This book is copyright and may not be
reproduced or copied in any way without
the express permission of the publisher in writing
British Library Cataloguing-in-Publication Data
A catalogue record for this book is available from the British Library
Robert E. Howard
Robert Ervin Howard was born in Peaster, Texas in 1906. During his youth, his family moved between a variety of Texan boomtowns, and Howard – a bookish and somewhat introverted child – was steeped in the violent myths and legends of the Old South. Although he loved reading and learning, Howard developed a distinctly Texan, hardboiled outlook on the world. He became a passionate fan of boxing, taking it up at an amateur level, and from the age of nine began to write adventure tales of semi-historical bloodshed. In 1919, when Howard was thirteen, his family moved to the Central Texas hamlet of Cross Plains, where he would stay for the rest of his life.

○ ○ ○ ○

== Challenges ==
a: List every year and every age that the passage about Robert E. Howard gives.
b: Pick up the passage about Robert E. Howard after its final sentence and keep writing it.
The lines that come next have no connection to the passage about Robert E. Howard.

○ ○ ○ ○

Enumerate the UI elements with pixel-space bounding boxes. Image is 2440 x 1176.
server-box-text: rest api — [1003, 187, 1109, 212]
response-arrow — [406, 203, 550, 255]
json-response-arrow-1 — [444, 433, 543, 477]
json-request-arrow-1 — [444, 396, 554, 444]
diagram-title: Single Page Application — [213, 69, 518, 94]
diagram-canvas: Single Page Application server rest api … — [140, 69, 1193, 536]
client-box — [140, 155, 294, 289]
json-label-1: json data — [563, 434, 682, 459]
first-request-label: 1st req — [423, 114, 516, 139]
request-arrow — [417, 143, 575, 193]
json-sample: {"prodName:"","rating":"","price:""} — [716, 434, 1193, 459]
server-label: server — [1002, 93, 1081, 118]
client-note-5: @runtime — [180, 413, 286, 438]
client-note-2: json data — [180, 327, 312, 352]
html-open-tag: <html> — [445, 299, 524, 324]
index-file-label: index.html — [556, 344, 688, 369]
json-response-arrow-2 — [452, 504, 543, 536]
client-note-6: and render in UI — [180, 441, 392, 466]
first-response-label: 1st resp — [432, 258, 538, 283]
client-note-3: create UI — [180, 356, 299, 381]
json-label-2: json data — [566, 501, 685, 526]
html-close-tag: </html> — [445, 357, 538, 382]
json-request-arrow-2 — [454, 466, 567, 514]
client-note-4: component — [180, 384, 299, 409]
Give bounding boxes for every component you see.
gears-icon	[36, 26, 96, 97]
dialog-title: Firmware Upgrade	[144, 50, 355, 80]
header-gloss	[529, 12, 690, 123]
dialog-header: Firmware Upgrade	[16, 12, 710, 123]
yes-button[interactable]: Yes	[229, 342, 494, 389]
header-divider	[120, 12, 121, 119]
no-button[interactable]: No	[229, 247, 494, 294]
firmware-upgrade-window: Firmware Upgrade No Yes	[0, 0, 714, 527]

○ ○ ○ ○

== Task answers ==
a: 1906, nine, 1919, thirteen

b:
At fifteen Howard began to read the pulp magazines of the day, and to write more seriously. The December 1922 issue of his high school newspaper featured two of his stories, ‘Golden Hope Christmas’ and ‘West is West’. In 1924 he sold his first piece – a short caveman tale titled ‘Spear and Fang’ – for $16 to the not-yet-famous Weird Tales magazine. He published with the magazine regularly over the next few years. 1929 was a breakout year for Howard, in that the 23-year-old writer began to sell to other magazines, such as Ghost Stories and Argosy, both of whom had previously sent him hundreds of rejection slips. In 1930, he began a correspondence with weird fiction master H. P. Lovecraft which ran up to his death six years later, and is regarded as one of the great correspondence cycles in all of fantasy literature.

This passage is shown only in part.